**Written task**. Count, in the entries below, the lines in which "trường" occurs. Give the number, nothing more.

**Dataset**.
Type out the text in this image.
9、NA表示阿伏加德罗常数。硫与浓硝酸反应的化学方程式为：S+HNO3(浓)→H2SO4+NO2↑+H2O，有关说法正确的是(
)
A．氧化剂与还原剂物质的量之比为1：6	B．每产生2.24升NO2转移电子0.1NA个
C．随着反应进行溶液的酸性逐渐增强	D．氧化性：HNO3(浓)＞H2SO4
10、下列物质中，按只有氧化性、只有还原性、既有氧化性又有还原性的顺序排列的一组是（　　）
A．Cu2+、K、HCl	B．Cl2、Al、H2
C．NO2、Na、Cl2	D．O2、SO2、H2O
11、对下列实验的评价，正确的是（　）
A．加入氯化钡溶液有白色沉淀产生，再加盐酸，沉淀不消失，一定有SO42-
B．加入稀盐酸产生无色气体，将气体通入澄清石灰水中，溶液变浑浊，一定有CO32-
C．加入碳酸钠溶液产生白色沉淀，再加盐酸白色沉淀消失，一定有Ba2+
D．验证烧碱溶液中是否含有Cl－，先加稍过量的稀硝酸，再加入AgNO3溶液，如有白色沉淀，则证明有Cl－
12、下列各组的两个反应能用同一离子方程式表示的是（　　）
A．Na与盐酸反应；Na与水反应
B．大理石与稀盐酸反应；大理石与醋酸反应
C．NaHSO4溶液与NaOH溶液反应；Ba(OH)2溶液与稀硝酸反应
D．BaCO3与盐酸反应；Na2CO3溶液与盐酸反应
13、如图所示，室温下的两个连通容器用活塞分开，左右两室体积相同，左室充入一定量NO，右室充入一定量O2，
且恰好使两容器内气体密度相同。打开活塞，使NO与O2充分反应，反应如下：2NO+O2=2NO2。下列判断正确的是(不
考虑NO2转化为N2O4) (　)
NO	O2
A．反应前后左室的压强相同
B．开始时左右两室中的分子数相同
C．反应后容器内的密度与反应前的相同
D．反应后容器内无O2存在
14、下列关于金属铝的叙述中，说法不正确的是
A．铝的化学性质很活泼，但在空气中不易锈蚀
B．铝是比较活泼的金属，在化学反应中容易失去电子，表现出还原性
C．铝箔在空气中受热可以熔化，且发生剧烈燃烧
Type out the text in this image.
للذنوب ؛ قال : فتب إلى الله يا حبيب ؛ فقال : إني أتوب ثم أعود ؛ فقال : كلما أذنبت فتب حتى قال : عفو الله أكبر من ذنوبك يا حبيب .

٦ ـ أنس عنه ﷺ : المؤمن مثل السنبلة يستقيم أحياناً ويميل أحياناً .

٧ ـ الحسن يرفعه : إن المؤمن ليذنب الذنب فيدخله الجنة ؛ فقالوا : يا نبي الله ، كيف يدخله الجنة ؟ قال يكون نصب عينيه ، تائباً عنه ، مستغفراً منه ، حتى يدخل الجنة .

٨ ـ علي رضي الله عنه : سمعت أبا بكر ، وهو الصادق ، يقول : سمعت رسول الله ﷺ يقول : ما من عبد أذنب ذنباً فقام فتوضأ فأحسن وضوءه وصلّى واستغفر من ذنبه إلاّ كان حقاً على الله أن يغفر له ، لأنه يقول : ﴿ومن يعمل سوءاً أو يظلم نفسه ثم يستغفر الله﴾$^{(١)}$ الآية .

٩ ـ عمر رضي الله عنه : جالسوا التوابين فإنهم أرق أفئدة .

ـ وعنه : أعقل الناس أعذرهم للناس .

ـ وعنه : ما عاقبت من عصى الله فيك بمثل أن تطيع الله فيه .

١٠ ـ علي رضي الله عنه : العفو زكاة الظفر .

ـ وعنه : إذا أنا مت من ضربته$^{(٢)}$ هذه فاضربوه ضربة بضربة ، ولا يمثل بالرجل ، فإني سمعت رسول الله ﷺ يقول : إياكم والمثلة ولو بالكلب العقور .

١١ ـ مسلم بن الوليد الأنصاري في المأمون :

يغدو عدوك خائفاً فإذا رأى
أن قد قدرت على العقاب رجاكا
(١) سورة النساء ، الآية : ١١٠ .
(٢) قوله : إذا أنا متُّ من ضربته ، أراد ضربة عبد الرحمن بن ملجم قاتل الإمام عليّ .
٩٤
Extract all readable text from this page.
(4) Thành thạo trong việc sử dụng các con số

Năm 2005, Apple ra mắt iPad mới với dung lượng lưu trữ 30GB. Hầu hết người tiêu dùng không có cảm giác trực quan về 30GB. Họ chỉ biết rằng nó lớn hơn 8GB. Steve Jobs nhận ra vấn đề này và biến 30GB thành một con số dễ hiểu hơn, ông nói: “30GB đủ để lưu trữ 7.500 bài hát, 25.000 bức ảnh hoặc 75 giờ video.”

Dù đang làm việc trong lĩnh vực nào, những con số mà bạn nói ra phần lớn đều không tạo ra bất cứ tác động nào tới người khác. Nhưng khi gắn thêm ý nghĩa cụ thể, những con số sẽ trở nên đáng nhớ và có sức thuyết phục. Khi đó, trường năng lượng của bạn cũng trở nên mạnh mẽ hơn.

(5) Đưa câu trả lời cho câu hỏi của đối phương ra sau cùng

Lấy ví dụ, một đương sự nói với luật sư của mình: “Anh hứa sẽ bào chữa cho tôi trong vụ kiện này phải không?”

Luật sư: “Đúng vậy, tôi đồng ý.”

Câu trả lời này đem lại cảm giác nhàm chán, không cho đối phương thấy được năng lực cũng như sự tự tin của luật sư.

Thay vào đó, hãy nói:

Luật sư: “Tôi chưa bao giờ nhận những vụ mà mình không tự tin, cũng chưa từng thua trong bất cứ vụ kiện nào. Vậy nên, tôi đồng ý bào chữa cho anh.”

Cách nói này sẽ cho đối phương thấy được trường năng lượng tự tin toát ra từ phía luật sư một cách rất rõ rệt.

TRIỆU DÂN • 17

**Solution below**. 2